Figure contents as structured data:
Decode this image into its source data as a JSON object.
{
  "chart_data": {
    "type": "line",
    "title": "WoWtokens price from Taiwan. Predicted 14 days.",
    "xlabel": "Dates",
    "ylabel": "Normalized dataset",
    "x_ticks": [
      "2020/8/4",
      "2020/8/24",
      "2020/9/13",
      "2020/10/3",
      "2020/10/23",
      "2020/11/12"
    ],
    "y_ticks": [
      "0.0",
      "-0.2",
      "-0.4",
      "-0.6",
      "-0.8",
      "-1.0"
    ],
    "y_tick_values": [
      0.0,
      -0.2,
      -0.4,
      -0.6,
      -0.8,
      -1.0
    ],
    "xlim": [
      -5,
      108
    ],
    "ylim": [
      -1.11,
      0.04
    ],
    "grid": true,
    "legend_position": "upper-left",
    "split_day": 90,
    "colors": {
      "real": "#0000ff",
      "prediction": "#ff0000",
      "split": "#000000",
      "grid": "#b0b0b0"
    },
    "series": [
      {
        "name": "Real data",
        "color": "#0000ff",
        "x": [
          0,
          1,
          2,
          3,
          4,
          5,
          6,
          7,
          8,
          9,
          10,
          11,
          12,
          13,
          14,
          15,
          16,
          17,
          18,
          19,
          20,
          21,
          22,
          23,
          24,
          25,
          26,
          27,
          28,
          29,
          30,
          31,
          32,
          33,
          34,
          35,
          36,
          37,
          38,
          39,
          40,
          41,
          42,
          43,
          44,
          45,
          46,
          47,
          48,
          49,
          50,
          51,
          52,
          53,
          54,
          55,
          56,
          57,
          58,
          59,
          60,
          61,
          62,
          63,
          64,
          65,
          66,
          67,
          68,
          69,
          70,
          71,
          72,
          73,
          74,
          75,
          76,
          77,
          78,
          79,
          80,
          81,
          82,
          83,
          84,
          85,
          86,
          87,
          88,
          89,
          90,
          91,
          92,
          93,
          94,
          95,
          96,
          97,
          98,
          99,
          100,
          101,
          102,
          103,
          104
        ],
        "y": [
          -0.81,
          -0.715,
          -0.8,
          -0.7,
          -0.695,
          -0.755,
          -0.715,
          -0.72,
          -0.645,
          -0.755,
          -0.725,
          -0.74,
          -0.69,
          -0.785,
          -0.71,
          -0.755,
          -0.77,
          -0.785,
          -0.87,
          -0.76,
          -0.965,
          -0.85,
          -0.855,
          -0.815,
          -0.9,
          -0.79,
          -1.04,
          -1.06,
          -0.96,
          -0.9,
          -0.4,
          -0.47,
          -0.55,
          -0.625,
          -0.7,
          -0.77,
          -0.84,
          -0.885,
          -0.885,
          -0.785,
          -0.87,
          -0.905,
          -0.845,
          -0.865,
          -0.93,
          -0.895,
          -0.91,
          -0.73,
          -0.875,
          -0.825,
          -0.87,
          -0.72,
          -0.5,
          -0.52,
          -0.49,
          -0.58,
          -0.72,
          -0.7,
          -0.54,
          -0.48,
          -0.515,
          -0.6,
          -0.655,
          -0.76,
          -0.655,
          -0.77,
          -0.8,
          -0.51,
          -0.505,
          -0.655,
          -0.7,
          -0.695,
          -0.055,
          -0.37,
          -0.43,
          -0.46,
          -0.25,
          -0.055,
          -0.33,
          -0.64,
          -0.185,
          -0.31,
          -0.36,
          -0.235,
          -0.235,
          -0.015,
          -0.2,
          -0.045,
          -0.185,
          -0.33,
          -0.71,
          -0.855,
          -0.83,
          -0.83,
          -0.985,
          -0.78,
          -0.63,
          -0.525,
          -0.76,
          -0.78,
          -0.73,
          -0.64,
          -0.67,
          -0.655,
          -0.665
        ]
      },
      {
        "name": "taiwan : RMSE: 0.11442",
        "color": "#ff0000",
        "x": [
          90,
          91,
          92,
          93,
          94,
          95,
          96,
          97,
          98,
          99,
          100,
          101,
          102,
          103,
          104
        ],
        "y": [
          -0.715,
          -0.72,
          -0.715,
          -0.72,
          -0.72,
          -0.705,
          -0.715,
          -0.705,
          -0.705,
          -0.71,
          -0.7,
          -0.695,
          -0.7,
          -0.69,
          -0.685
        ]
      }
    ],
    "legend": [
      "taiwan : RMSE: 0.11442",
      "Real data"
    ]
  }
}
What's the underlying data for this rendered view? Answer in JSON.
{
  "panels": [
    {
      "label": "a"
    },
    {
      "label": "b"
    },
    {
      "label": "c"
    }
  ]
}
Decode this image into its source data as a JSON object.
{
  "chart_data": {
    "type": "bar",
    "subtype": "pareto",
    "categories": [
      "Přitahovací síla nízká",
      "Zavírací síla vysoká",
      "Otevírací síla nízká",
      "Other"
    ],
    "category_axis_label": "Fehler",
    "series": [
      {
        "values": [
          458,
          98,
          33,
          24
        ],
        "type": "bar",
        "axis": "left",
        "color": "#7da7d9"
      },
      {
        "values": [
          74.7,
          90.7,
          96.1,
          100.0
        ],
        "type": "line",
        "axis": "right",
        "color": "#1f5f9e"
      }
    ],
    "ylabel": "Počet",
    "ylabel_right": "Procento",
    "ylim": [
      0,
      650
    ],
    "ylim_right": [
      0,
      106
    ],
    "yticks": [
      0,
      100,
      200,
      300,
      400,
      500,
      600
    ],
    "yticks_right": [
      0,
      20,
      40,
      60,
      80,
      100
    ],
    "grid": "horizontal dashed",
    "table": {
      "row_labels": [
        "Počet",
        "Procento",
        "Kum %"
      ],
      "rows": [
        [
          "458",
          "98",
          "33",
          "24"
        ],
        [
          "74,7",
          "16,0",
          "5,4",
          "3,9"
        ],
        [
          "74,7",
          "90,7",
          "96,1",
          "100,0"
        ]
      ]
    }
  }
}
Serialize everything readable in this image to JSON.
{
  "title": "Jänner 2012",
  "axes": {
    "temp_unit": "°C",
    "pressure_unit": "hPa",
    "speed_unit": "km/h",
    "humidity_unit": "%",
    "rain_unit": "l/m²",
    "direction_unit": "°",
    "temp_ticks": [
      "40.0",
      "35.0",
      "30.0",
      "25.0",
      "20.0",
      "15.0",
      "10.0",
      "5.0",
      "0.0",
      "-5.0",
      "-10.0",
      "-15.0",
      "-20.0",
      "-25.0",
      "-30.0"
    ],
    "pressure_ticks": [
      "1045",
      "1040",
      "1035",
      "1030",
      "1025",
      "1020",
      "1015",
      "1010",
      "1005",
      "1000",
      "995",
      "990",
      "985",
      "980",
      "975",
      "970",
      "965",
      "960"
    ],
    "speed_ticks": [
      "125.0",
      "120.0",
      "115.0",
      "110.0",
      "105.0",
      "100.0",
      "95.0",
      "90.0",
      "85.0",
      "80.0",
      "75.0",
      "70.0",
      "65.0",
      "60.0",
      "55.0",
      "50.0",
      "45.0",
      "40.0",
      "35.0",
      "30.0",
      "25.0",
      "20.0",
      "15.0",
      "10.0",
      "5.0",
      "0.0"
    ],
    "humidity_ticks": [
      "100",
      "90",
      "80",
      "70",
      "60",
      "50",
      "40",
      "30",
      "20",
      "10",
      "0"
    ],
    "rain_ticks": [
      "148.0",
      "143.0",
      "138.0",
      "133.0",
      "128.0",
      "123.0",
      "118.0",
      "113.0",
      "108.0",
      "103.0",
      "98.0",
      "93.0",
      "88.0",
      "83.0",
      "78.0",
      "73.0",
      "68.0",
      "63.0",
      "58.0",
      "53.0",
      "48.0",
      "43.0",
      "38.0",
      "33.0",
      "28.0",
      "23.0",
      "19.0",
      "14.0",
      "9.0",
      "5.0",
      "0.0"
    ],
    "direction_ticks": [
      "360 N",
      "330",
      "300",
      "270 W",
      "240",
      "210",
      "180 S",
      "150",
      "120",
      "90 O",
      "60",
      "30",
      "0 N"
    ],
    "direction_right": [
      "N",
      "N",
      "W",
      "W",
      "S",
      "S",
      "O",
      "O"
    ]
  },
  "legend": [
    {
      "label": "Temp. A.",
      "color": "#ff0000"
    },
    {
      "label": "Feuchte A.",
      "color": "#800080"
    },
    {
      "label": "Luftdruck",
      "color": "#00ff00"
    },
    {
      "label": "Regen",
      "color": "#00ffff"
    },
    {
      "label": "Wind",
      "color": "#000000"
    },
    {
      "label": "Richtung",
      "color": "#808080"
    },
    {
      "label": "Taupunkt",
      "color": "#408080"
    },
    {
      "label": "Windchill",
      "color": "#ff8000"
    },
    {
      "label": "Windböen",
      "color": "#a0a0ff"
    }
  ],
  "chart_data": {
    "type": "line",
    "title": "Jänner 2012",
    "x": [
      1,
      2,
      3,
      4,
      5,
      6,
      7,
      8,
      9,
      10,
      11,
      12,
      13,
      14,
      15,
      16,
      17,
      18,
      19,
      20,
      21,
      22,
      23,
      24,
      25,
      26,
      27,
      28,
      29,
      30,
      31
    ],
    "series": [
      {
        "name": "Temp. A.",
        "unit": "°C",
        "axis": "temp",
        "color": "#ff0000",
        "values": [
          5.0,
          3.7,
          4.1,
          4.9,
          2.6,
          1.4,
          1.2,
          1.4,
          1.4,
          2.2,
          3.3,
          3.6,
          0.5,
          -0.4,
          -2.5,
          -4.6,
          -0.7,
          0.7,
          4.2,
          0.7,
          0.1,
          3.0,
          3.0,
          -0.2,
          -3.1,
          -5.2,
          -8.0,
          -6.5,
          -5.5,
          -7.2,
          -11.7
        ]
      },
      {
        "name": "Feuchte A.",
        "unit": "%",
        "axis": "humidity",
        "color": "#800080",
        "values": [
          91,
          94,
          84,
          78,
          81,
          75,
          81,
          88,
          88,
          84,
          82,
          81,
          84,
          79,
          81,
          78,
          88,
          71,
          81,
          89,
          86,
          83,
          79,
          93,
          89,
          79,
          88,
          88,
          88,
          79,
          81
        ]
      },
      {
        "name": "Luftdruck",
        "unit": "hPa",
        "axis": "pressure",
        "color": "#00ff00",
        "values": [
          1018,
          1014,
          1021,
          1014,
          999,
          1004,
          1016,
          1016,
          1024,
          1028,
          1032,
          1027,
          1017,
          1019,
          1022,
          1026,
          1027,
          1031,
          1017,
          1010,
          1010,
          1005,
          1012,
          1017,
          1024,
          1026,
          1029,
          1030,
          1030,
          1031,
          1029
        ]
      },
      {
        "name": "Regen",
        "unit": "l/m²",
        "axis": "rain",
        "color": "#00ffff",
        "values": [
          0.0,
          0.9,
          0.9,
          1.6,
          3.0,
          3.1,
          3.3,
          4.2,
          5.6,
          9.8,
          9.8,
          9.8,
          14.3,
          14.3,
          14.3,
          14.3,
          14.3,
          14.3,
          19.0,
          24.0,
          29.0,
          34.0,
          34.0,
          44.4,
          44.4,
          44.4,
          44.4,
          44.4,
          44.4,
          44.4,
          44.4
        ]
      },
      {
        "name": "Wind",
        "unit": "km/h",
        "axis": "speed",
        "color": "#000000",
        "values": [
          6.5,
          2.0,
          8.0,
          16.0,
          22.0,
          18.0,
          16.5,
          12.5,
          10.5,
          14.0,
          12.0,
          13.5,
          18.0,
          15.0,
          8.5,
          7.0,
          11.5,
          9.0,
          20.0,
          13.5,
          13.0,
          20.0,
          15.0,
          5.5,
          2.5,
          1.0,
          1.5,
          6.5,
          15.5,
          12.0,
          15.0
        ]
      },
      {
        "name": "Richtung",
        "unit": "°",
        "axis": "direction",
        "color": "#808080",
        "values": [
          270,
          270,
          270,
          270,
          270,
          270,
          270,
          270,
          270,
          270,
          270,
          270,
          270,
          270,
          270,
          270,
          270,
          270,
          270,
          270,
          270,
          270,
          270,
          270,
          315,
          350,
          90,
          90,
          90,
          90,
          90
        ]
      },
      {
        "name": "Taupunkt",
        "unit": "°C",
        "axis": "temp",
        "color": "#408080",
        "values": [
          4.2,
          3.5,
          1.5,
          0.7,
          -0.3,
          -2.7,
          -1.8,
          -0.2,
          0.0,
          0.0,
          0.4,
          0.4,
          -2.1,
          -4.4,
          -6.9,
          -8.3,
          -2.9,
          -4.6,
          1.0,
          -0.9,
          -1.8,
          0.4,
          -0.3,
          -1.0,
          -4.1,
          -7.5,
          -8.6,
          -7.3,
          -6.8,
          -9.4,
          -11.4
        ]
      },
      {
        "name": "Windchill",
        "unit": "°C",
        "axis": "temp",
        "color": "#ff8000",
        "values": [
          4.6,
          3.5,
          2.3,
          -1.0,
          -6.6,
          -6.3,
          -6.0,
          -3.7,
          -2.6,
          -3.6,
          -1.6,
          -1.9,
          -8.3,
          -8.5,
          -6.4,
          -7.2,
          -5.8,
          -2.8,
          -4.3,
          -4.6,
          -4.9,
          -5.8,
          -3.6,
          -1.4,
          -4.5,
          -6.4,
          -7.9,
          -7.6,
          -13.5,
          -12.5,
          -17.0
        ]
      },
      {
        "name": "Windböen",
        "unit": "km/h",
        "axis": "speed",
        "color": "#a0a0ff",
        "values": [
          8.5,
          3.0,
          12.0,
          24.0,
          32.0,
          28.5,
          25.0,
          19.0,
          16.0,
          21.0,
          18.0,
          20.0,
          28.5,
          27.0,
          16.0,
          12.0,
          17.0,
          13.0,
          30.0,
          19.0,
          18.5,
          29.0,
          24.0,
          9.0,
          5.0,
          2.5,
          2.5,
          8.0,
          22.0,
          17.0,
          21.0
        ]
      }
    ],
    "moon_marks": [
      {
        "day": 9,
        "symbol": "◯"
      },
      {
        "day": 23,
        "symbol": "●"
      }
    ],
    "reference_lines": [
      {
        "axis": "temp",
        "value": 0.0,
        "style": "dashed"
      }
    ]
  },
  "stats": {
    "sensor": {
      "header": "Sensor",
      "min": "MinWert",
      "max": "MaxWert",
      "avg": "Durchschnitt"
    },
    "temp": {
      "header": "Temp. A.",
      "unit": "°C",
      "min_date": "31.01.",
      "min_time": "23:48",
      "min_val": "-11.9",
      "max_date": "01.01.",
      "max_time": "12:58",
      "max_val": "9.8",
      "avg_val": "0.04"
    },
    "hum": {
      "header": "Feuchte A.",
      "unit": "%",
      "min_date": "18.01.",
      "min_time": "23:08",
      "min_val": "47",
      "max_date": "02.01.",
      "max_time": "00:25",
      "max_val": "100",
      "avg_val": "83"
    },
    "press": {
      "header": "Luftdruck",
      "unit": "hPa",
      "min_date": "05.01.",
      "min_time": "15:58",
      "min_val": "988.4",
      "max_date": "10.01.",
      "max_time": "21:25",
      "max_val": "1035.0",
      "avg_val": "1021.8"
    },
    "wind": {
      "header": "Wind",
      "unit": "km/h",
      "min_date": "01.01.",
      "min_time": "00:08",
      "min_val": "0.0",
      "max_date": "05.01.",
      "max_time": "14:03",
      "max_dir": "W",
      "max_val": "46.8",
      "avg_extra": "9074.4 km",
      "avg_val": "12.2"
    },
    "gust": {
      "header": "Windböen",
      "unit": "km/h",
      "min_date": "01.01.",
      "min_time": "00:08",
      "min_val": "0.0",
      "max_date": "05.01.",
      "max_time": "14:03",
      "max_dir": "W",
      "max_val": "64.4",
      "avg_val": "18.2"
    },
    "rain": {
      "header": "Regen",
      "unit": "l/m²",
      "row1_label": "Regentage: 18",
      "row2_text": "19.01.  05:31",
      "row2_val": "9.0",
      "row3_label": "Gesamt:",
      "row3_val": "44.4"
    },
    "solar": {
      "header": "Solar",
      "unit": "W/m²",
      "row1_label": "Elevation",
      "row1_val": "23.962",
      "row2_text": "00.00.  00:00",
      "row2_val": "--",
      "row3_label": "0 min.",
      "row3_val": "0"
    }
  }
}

REQUIRED WORK => Of the lines in the material, how many hold the word "this"? Reply with the number only.

EXERCISE OUTPUT => 4